**Supplied data:**
..............................

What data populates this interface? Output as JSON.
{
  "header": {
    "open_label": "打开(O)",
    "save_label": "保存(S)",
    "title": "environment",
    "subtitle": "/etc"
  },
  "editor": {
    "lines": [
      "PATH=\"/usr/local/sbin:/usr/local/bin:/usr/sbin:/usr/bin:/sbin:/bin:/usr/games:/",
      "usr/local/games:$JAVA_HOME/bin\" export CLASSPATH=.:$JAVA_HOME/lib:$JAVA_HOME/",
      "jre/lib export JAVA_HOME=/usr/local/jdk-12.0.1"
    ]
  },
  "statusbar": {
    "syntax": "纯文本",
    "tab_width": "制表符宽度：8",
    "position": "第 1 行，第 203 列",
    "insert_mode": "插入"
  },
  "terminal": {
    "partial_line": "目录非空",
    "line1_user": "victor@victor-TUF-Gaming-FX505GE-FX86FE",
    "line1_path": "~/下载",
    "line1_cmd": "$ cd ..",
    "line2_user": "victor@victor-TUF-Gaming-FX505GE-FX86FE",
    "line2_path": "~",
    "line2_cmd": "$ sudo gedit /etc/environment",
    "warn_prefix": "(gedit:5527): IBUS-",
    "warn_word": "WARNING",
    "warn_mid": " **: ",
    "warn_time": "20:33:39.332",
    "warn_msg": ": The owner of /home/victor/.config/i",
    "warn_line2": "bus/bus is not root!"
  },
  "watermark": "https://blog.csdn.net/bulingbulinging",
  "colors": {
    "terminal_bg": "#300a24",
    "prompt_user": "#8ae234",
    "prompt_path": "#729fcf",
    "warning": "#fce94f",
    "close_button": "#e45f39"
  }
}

..............................

**Instruction:**
Reproduce the listing shown above in its entirety, exactly.

**Completed exercise:**
What data populates this interface? Output as JSON.
{
  "header": {
    "open_label": "打开(O)",
    "save_label": "保存(S)",
    "title": "environment",
    "subtitle": "/etc"
  },
  "editor": {
    "lines": [
      "PATH=\"/usr/local/sbin:/usr/local/bin:/usr/sbin:/usr/bin:/sbin:/bin:/usr/games:/",
      "usr/local/games:$JAVA_HOME/bin\" export CLASSPATH=.:$JAVA_HOME/lib:$JAVA_HOME/",
      "jre/lib export JAVA_HOME=/usr/local/jdk-12.0.1"
    ]
  },
  "statusbar": {
    "syntax": "纯文本",
    "tab_width": "制表符宽度：8",
    "position": "第 1 行，第 203 列",
    "insert_mode": "插入"
  },
  "terminal": {
    "partial_line": "目录非空",
    "line1_user": "victor@victor-TUF-Gaming-FX505GE-FX86FE",
    "line1_path": "~/下载",
    "line1_cmd": "$ cd ..",
    "line2_user": "victor@victor-TUF-Gaming-FX505GE-FX86FE",
    "line2_path": "~",
    "line2_cmd": "$ sudo gedit /etc/environment",
    "warn_prefix": "(gedit:5527): IBUS-",
    "warn_word": "WARNING",
    "warn_mid": " **: ",
    "warn_time": "20:33:39.332",
    "warn_msg": ": The owner of /home/victor/.config/i",
    "warn_line2": "bus/bus is not root!"
  },
  "watermark": "https://blog.csdn.net/bulingbulinging",
  "colors": {
    "terminal_bg": "#300a24",
    "prompt_user": "#8ae234",
    "prompt_path": "#729fcf",
    "warning": "#fce94f",
    "close_button": "#e45f39"
  }
}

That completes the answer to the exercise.